OBJECTIVE
From the entries below, count the lines with "Triprolidine". Write only the count.

————

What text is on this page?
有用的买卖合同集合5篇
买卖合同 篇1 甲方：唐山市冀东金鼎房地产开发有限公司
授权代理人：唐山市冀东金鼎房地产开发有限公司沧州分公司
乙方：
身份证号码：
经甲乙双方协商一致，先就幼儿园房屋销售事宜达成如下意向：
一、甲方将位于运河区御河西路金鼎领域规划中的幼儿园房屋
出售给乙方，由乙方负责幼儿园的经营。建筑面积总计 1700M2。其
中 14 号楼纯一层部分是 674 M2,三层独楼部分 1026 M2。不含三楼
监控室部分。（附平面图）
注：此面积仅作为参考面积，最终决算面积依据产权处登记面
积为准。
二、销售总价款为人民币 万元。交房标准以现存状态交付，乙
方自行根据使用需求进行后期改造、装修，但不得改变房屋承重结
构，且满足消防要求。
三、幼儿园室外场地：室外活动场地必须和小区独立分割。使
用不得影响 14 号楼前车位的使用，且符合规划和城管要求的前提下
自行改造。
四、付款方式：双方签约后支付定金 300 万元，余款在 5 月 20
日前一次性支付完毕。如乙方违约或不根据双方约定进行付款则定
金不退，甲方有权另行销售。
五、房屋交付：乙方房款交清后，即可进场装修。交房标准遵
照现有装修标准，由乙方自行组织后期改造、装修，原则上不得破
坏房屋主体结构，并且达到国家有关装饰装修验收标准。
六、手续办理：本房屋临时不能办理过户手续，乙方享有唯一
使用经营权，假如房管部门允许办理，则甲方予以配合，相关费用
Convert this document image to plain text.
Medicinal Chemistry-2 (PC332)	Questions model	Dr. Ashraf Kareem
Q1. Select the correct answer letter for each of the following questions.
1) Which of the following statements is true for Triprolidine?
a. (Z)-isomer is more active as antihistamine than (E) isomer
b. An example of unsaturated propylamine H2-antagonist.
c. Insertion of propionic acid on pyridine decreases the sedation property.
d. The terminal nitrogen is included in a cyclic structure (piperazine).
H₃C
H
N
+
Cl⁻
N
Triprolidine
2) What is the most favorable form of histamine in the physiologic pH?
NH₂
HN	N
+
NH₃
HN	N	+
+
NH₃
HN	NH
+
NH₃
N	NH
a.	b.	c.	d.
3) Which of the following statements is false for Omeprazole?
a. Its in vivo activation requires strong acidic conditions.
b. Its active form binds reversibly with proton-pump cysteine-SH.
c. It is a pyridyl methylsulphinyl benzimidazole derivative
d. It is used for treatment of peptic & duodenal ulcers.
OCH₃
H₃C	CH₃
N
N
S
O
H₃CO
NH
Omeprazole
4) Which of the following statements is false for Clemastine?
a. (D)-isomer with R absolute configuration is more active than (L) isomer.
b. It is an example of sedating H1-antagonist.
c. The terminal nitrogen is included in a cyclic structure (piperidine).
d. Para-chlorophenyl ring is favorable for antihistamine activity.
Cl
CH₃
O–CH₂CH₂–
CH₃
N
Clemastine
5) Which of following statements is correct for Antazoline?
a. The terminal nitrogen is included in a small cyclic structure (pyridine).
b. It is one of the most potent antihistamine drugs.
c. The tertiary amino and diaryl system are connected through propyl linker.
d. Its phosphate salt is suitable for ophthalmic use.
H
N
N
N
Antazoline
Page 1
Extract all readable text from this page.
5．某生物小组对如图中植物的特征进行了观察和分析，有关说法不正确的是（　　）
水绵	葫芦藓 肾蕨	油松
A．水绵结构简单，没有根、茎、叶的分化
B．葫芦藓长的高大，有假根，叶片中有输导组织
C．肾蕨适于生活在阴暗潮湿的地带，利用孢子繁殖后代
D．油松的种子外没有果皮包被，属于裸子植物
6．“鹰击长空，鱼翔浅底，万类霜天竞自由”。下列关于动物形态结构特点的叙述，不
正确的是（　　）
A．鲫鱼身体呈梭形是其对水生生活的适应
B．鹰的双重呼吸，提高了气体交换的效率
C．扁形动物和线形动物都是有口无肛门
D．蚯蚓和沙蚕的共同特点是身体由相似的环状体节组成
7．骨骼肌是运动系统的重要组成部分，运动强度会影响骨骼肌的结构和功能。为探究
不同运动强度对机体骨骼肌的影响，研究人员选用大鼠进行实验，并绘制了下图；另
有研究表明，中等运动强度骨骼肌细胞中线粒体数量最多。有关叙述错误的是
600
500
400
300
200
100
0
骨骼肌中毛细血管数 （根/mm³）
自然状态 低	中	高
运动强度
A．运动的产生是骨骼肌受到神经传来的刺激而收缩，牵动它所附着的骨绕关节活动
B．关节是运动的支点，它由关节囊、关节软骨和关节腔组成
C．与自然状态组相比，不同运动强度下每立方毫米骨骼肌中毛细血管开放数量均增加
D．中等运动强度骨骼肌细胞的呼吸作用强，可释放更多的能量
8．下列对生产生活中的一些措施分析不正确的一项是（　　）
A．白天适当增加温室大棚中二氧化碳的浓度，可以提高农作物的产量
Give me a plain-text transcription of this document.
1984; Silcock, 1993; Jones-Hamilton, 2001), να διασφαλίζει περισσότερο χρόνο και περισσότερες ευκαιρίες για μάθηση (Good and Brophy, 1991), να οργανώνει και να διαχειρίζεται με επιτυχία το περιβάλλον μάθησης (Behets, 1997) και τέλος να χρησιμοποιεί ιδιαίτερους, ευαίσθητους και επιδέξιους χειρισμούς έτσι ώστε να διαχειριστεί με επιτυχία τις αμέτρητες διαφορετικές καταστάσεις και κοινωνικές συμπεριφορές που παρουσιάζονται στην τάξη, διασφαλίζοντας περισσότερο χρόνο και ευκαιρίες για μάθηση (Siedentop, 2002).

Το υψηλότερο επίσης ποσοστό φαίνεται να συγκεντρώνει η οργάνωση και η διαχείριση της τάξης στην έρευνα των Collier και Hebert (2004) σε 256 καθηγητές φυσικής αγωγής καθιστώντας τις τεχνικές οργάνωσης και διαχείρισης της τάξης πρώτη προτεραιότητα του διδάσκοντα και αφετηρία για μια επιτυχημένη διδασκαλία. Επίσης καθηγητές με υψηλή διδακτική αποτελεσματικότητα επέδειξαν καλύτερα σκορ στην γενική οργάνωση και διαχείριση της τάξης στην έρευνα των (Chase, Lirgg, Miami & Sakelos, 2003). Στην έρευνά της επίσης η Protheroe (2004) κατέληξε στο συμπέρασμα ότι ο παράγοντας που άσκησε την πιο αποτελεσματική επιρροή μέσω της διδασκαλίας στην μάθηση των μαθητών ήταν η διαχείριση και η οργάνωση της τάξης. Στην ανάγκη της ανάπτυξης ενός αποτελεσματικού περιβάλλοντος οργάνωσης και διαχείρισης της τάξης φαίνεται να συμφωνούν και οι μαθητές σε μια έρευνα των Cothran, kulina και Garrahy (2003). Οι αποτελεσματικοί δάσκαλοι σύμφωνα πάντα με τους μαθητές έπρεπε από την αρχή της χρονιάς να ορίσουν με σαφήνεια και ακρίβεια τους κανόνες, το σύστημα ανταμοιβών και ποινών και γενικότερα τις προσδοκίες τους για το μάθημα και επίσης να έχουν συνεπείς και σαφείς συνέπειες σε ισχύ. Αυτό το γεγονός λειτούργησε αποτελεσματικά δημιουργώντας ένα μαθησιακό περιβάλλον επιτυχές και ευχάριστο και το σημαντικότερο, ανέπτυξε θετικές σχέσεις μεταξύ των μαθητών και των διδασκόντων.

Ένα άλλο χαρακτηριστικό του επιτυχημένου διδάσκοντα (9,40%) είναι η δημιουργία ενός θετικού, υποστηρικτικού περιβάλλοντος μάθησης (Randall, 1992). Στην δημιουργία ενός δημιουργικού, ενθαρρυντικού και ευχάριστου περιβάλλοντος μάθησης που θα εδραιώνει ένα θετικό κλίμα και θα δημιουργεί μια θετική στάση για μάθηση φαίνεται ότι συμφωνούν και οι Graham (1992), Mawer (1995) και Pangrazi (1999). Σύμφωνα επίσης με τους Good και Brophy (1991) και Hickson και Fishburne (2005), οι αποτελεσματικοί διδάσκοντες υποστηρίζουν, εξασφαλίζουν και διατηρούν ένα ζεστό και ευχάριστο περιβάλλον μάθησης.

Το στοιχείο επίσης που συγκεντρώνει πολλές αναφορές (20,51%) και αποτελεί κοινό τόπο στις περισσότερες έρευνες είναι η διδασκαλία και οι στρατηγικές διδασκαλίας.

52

————

CORRECT ANSWER
2